__What to do__. Each line of the data that includes the string "foydalanish" is to be copied out.
## start
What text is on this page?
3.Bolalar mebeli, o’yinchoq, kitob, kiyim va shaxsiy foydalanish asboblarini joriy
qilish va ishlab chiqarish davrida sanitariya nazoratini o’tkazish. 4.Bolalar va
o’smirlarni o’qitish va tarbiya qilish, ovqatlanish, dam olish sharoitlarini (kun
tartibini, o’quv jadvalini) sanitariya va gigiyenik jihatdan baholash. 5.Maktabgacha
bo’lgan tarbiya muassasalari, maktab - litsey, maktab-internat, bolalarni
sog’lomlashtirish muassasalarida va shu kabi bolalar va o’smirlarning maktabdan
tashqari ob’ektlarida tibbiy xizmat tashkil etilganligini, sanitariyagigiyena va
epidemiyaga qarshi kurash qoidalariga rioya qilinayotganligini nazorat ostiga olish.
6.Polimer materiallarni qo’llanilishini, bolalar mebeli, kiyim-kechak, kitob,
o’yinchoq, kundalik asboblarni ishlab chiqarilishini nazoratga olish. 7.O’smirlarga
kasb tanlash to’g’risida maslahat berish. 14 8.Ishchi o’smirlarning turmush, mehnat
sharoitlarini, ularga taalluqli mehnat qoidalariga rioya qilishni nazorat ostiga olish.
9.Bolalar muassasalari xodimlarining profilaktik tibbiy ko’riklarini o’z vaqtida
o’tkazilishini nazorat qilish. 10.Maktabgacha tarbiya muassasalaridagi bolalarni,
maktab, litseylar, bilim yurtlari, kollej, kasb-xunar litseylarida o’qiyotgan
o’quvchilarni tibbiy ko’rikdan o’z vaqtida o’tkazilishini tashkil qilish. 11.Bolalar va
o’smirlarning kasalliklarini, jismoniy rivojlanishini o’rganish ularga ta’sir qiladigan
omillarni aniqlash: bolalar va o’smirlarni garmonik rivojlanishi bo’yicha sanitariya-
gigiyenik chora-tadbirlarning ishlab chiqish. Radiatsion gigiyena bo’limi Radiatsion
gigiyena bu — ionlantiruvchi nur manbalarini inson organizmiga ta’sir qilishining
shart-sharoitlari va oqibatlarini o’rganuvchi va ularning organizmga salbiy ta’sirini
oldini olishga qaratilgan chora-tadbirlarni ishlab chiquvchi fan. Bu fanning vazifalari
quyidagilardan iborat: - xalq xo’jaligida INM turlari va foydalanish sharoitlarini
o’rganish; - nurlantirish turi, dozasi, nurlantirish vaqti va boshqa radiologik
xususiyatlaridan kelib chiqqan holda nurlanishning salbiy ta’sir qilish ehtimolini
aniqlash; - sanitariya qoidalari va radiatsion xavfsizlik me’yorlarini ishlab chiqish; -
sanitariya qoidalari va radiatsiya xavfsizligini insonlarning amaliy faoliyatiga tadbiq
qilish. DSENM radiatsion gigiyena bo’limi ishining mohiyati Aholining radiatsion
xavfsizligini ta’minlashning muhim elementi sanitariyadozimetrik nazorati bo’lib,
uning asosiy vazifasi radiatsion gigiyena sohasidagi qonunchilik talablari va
## end
__Exercise output__.
3.Bolalar mebeli, o’yinchoq, kitob, kiyim va shaxsiy foydalanish asboblarini joriy
quyidagilardan iborat: - xalq xo’jaligida INM turlari va foydalanish sharoitlarini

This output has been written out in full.